CHALLENGE =
Pictures do not belong in your copy. Repeat all the other data exactly.

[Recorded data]
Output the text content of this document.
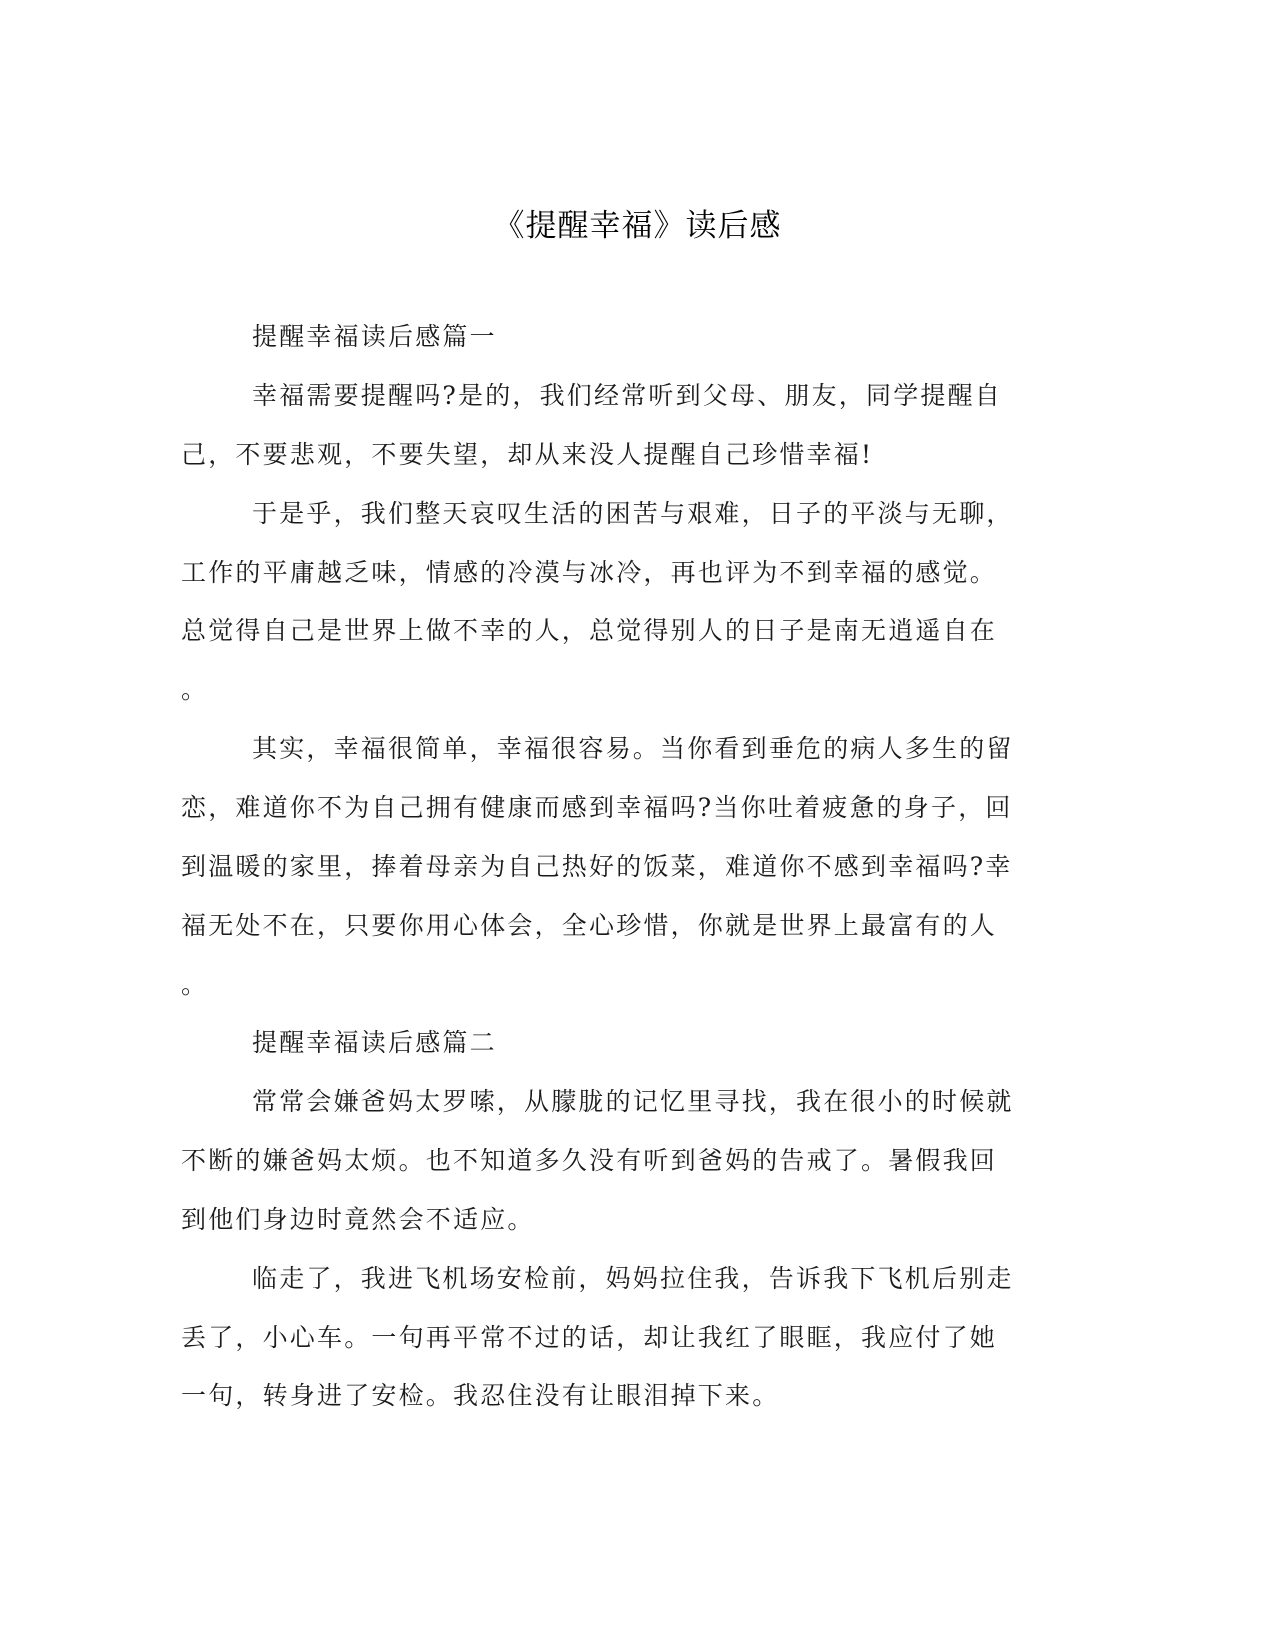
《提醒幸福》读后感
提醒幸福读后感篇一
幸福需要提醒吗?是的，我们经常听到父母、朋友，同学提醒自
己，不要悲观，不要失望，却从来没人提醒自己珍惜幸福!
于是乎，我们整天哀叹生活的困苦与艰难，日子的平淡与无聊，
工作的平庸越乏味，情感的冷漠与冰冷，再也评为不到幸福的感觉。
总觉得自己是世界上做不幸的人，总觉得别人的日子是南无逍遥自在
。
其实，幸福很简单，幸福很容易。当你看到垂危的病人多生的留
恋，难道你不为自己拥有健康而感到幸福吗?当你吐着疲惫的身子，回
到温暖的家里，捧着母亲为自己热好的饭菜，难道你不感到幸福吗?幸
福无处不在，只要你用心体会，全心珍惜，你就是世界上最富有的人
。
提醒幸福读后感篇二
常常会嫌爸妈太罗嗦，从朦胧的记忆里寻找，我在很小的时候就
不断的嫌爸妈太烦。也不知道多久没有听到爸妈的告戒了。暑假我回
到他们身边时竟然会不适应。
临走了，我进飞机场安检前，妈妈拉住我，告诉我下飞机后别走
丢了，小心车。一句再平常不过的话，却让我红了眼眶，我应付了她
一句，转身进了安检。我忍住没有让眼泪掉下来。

RIGHT ANSWER =
Output the text content of this document.
《提醒幸福》读后感
提醒幸福读后感篇一
幸福需要提醒吗?是的，我们经常听到父母、朋友，同学提醒自
己，不要悲观，不要失望，却从来没人提醒自己珍惜幸福!
于是乎，我们整天哀叹生活的困苦与艰难，日子的平淡与无聊，
工作的平庸越乏味，情感的冷漠与冰冷，再也评为不到幸福的感觉。
总觉得自己是世界上做不幸的人，总觉得别人的日子是南无逍遥自在
。
其实，幸福很简单，幸福很容易。当你看到垂危的病人多生的留
恋，难道你不为自己拥有健康而感到幸福吗?当你吐着疲惫的身子，回
到温暖的家里，捧着母亲为自己热好的饭菜，难道你不感到幸福吗?幸
福无处不在，只要你用心体会，全心珍惜，你就是世界上最富有的人
。
提醒幸福读后感篇二
常常会嫌爸妈太罗嗦，从朦胧的记忆里寻找，我在很小的时候就
不断的嫌爸妈太烦。也不知道多久没有听到爸妈的告戒了。暑假我回
到他们身边时竟然会不适应。
临走了，我进飞机场安检前，妈妈拉住我，告诉我下飞机后别走
丢了，小心车。一句再平常不过的话，却让我红了眼眶，我应付了她
一句，转身进了安检。我忍住没有让眼泪掉下来。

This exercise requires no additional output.